- _Directive_: Reproduce the rows below word for word, starting with the line that contains "Output each element" and going on through the line that contains "noise-speck <box>234 210 239 213</box>", with both of those lines included.

- _Data provided_:
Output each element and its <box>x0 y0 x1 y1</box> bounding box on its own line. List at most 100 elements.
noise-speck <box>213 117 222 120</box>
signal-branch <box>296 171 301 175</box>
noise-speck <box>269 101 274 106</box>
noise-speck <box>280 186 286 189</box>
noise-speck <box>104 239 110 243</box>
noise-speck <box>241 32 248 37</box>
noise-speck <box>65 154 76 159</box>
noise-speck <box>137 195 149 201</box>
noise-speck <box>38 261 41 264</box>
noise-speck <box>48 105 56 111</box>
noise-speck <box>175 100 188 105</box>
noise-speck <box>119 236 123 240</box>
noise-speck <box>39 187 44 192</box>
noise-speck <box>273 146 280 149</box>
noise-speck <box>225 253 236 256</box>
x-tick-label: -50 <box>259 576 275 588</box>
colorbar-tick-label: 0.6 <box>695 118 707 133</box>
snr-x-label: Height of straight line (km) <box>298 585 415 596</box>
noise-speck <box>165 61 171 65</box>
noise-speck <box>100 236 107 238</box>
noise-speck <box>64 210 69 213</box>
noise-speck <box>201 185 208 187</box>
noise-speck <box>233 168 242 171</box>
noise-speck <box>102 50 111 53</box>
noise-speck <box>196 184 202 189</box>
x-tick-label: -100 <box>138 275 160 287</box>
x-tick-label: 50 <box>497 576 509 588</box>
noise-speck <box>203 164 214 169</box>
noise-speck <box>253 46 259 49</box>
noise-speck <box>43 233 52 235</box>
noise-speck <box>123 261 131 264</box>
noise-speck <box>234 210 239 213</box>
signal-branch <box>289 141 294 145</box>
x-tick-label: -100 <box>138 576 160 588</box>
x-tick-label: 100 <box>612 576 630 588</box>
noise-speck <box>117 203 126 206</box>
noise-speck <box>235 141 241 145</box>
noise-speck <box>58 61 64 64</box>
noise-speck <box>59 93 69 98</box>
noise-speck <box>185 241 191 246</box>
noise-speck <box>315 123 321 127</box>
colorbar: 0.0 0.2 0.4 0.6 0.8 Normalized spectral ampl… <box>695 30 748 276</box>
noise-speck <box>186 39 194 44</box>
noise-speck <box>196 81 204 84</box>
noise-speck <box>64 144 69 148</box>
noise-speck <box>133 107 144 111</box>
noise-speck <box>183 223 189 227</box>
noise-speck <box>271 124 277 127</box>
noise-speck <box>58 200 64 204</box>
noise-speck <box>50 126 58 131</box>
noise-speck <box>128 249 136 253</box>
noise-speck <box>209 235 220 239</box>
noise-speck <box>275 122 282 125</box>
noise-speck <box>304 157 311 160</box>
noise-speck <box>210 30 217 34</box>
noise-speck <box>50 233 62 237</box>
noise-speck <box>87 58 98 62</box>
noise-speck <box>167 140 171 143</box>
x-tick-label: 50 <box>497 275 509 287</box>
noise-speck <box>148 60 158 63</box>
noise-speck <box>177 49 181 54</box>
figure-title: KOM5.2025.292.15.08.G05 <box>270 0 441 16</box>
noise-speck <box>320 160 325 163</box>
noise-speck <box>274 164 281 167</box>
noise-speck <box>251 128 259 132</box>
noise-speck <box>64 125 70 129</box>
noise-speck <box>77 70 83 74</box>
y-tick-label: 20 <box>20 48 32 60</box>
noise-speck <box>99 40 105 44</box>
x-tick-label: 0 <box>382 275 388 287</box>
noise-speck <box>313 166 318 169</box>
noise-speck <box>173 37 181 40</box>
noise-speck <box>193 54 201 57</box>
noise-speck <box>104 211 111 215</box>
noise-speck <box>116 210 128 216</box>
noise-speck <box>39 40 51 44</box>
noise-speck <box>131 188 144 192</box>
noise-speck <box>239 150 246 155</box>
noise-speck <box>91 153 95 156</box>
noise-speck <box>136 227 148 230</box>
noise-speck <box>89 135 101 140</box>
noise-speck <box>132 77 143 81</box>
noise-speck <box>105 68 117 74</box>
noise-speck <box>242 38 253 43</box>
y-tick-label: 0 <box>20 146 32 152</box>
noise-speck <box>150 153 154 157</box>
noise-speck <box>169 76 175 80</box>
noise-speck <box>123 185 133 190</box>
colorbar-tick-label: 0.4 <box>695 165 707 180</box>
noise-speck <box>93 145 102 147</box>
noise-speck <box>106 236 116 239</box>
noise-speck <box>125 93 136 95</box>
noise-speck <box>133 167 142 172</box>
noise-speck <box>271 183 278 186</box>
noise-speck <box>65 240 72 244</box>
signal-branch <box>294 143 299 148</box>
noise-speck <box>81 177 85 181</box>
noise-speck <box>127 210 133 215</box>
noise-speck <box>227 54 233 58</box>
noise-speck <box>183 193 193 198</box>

...

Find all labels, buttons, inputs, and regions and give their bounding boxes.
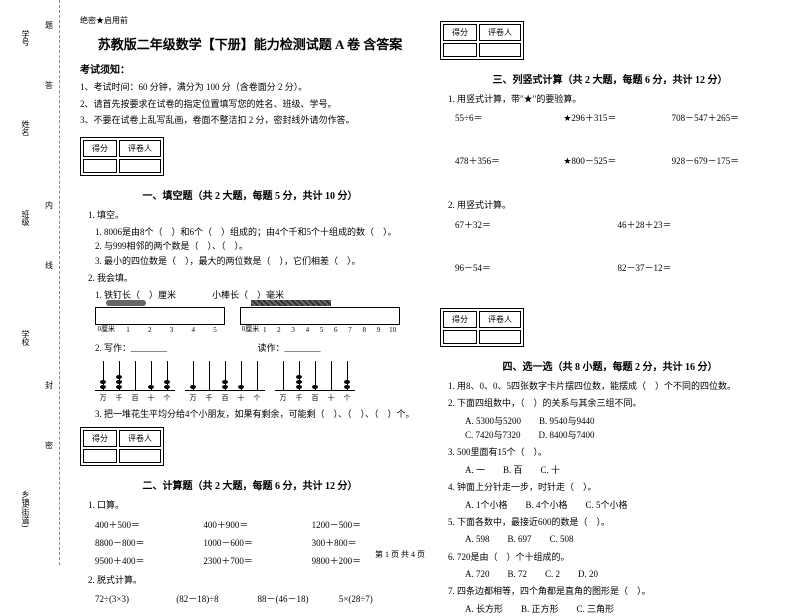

- _Right answer_:
Output each element and its <box>x0 y0 x1 y1</box> bounding box on its own line. List at most 100 elements.
noise-speck <box>213 117 222 120</box>
signal-branch <box>296 171 301 175</box>
noise-speck <box>269 101 274 106</box>
noise-speck <box>280 186 286 189</box>
noise-speck <box>104 239 110 243</box>
noise-speck <box>241 32 248 37</box>
noise-speck <box>65 154 76 159</box>
noise-speck <box>137 195 149 201</box>
noise-speck <box>38 261 41 264</box>
noise-speck <box>48 105 56 111</box>
noise-speck <box>175 100 188 105</box>
noise-speck <box>119 236 123 240</box>
noise-speck <box>39 187 44 192</box>
noise-speck <box>273 146 280 149</box>
noise-speck <box>225 253 236 256</box>
x-tick-label: -50 <box>259 576 275 588</box>
colorbar-tick-label: 0.6 <box>695 118 707 133</box>
snr-x-label: Height of straight line (km) <box>298 585 415 596</box>
noise-speck <box>165 61 171 65</box>
noise-speck <box>100 236 107 238</box>
noise-speck <box>64 210 69 213</box>
noise-speck <box>201 185 208 187</box>
noise-speck <box>233 168 242 171</box>
noise-speck <box>102 50 111 53</box>
noise-speck <box>196 184 202 189</box>
x-tick-label: -100 <box>138 275 160 287</box>
x-tick-label: 50 <box>497 576 509 588</box>
noise-speck <box>203 164 214 169</box>
noise-speck <box>253 46 259 49</box>
noise-speck <box>43 233 52 235</box>
noise-speck <box>123 261 131 264</box>
noise-speck <box>234 210 239 213</box>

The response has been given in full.